Task to carry out.
Copy out the entries in full and with complete accuracy; pictures are excluded.

(Dataset listings of figures)
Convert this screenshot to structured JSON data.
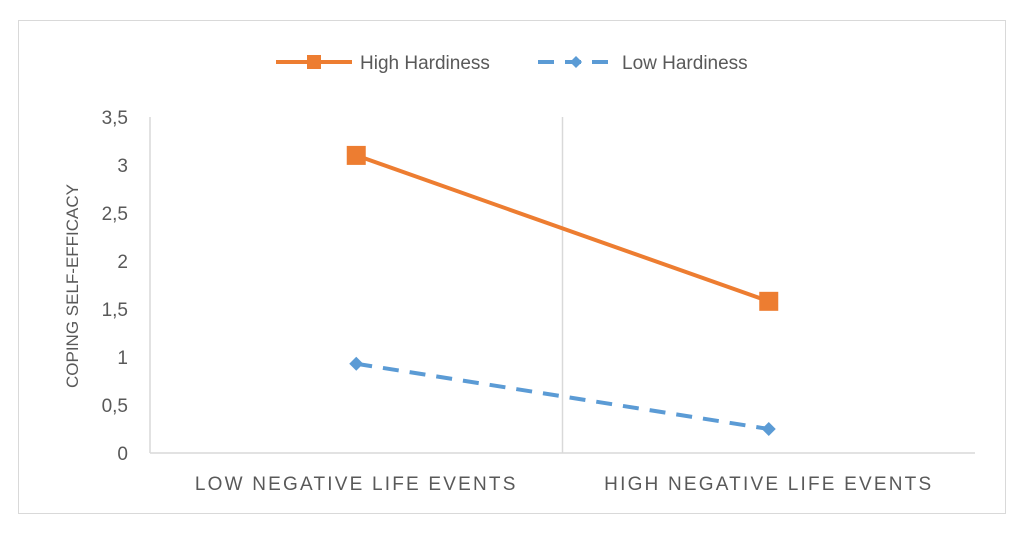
{
  "chart_data": {
    "type": "line",
    "categories": [
      "LOW NEGATIVE LIFE EVENTS",
      "HIGH NEGATIVE LIFE EVENTS"
    ],
    "series": [
      {
        "name": "High Hardiness",
        "values": [
          3.1,
          1.58
        ],
        "color": "#ED7D31",
        "line_style": "solid",
        "marker": "square"
      },
      {
        "name": "Low Hardiness",
        "values": [
          0.93,
          0.25
        ],
        "color": "#5B9BD5",
        "line_style": "dashed",
        "marker": "diamond"
      }
    ],
    "title": "",
    "xlabel": "",
    "ylabel": "COPING SELF-EFFICACY",
    "ylim": [
      0,
      3.5
    ],
    "yticks": [
      "0",
      "0,5",
      "1",
      "1,5",
      "2",
      "2,5",
      "3",
      "3,5"
    ],
    "grid": false,
    "legend_position": "top"
  }
}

Output for this exercise.
Convert this screenshot to structured JSON data.
{
  "chart_data": {
    "type": "line",
    "categories": [
      "LOW NEGATIVE LIFE EVENTS",
      "HIGH NEGATIVE LIFE EVENTS"
    ],
    "series": [
      {
        "name": "High Hardiness",
        "values": [
          3.1,
          1.58
        ],
        "color": "#ED7D31",
        "line_style": "solid",
        "marker": "square"
      },
      {
        "name": "Low Hardiness",
        "values": [
          0.93,
          0.25
        ],
        "color": "#5B9BD5",
        "line_style": "dashed",
        "marker": "diamond"
      }
    ],
    "title": "",
    "xlabel": "",
    "ylabel": "COPING SELF-EFFICACY",
    "ylim": [
      0,
      3.5
    ],
    "yticks": [
      "0",
      "0,5",
      "1",
      "1,5",
      "2",
      "2,5",
      "3",
      "3,5"
    ],
    "grid": false,
    "legend_position": "top"
  }
}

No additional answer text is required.